Using the data below, tally the lines that include the string "JSON". Only the number is wanted.

Stored dataset items:
************

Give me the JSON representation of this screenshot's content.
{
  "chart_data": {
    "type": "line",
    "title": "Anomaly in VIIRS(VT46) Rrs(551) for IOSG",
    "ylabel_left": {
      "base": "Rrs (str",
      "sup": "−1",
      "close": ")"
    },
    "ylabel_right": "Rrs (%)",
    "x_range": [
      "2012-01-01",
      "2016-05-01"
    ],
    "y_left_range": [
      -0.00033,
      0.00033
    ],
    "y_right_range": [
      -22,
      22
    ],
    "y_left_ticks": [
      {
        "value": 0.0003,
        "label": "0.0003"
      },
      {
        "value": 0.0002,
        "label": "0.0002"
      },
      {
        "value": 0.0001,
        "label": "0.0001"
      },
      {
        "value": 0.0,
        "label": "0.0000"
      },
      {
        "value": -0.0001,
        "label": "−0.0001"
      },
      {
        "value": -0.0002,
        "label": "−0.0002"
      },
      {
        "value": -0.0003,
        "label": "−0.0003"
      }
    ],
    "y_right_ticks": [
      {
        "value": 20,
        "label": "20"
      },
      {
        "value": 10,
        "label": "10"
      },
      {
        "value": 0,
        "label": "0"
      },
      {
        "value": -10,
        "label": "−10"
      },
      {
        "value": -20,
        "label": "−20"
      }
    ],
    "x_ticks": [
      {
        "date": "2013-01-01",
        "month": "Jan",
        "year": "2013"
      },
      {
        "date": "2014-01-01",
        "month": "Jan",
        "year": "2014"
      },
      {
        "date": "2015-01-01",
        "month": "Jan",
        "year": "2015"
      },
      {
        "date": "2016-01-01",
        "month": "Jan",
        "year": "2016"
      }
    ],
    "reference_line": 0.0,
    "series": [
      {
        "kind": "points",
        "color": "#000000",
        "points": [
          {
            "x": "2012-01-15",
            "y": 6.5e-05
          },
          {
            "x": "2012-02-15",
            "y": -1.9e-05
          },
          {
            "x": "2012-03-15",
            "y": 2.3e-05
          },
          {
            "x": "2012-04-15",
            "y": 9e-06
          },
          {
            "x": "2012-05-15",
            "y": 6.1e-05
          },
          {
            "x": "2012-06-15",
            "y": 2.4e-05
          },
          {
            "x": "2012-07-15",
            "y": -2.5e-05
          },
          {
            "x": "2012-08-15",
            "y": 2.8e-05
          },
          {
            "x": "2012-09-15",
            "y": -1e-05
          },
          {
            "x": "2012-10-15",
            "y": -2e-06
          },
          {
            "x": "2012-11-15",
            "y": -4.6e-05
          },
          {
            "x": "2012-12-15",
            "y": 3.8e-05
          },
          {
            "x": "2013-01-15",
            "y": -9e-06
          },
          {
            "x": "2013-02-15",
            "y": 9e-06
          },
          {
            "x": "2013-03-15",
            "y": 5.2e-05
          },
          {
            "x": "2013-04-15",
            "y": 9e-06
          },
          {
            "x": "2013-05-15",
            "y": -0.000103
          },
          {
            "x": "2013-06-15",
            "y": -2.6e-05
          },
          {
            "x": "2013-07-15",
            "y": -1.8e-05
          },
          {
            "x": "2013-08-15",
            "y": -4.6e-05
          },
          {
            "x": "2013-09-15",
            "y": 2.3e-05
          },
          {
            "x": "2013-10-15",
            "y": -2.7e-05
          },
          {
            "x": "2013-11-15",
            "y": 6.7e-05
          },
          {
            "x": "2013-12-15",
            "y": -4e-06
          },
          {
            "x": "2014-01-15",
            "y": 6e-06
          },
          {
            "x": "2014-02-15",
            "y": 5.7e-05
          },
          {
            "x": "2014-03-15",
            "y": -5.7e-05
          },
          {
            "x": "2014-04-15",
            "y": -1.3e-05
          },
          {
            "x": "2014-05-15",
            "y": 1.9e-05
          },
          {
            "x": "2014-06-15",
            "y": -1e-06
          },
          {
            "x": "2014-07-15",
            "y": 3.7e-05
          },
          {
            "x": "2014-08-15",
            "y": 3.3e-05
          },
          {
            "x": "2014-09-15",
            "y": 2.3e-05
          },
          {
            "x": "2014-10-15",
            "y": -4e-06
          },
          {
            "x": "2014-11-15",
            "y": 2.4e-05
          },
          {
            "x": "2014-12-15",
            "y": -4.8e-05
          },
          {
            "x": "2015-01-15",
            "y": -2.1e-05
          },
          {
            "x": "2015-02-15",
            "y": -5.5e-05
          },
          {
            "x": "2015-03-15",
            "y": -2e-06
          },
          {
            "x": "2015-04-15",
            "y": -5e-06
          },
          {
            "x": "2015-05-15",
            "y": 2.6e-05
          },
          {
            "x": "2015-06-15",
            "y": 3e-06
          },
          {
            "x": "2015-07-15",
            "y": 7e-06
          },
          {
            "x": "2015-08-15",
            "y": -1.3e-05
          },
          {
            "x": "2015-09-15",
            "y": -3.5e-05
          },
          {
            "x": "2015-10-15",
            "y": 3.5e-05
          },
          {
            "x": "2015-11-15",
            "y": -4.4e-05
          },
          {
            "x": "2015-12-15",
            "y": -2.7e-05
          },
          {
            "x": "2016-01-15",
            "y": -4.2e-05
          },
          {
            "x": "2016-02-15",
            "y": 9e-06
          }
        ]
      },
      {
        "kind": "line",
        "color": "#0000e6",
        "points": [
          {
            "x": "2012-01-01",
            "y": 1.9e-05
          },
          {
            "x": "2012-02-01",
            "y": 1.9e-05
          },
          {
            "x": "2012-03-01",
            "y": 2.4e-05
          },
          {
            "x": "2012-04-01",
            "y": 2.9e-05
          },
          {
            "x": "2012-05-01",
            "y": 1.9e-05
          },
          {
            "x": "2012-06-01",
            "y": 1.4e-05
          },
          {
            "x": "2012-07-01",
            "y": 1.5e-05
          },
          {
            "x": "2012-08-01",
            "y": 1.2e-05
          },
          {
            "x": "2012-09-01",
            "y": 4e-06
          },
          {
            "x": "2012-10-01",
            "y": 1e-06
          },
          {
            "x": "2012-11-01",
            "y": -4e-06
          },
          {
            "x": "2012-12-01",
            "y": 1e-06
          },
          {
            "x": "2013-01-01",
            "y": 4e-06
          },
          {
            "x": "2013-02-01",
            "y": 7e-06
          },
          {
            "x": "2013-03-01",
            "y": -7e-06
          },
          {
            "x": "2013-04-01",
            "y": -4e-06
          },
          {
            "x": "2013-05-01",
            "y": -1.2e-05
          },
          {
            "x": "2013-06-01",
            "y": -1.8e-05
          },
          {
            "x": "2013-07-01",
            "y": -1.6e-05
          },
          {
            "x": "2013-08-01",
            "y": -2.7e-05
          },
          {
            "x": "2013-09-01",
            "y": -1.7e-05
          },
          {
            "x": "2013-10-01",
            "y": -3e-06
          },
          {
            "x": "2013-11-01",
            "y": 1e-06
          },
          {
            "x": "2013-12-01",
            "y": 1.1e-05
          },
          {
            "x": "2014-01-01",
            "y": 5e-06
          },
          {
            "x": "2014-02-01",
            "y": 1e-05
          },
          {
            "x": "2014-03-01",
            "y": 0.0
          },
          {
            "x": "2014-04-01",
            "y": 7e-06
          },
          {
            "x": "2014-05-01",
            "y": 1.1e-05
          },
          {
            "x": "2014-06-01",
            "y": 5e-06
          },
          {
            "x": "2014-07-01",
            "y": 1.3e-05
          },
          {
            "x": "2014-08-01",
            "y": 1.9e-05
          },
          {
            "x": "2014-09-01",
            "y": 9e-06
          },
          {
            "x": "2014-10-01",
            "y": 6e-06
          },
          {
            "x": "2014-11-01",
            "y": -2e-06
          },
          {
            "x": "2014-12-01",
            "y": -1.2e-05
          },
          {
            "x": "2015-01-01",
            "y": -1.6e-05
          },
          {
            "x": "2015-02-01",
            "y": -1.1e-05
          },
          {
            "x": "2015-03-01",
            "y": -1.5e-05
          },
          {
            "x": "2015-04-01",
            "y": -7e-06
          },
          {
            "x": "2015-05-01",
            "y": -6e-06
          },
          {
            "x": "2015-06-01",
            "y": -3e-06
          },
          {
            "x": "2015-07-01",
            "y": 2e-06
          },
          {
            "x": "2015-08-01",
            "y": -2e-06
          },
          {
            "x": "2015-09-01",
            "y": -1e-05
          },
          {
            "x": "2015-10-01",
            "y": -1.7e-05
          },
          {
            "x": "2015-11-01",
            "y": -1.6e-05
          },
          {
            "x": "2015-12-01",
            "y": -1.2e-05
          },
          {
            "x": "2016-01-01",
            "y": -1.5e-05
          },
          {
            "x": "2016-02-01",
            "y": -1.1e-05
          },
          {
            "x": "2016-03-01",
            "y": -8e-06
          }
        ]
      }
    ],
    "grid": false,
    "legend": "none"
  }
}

************

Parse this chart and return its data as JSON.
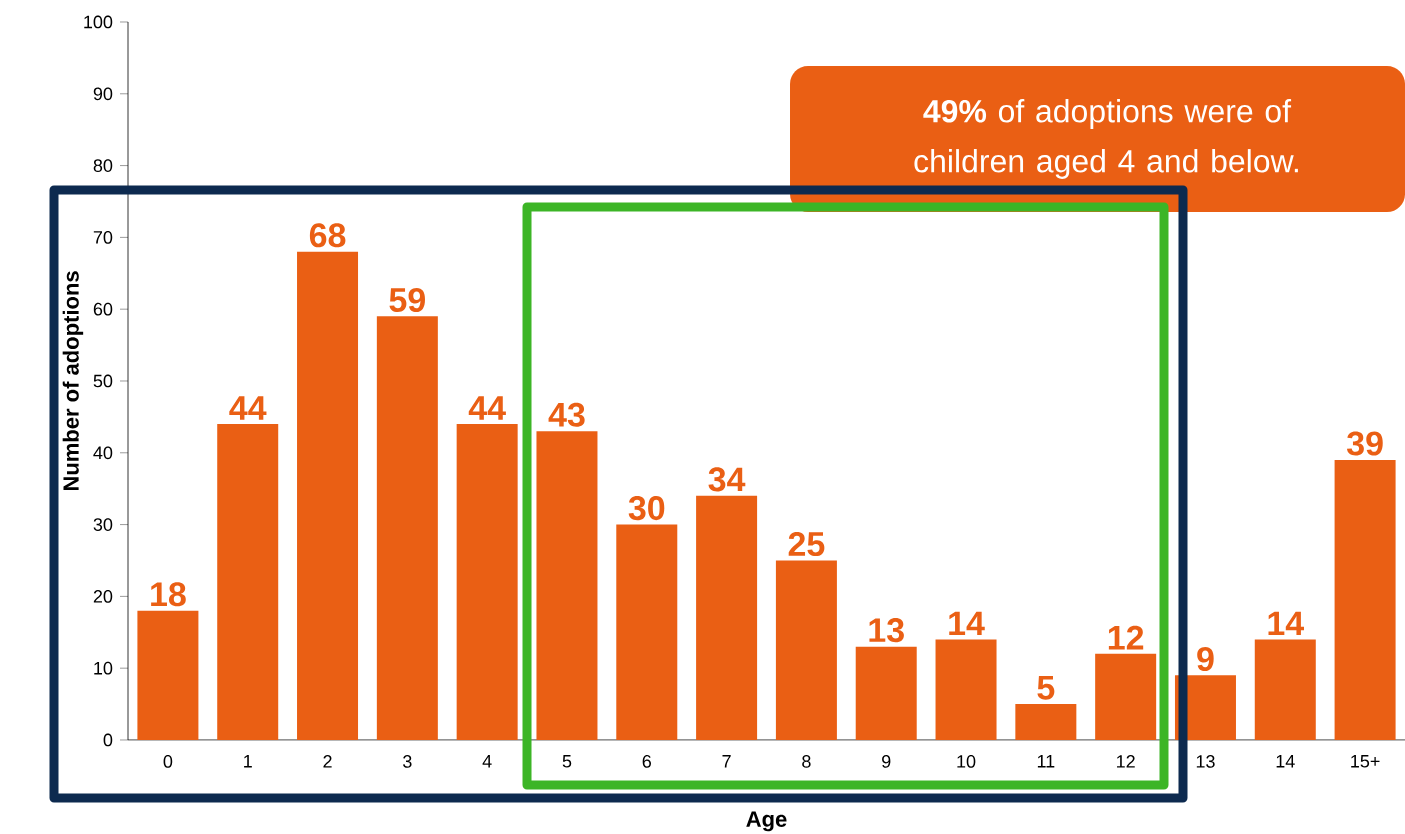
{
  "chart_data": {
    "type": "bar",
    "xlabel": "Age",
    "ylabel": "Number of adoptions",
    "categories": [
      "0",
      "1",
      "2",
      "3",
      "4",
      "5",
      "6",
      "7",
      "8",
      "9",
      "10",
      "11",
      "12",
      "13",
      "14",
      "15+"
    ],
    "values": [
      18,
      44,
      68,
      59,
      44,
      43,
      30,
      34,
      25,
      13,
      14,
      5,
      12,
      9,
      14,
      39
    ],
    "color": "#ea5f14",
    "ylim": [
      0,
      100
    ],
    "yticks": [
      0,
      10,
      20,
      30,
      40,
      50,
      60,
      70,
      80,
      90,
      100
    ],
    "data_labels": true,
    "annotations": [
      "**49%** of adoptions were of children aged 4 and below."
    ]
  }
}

************

- Written answer:
2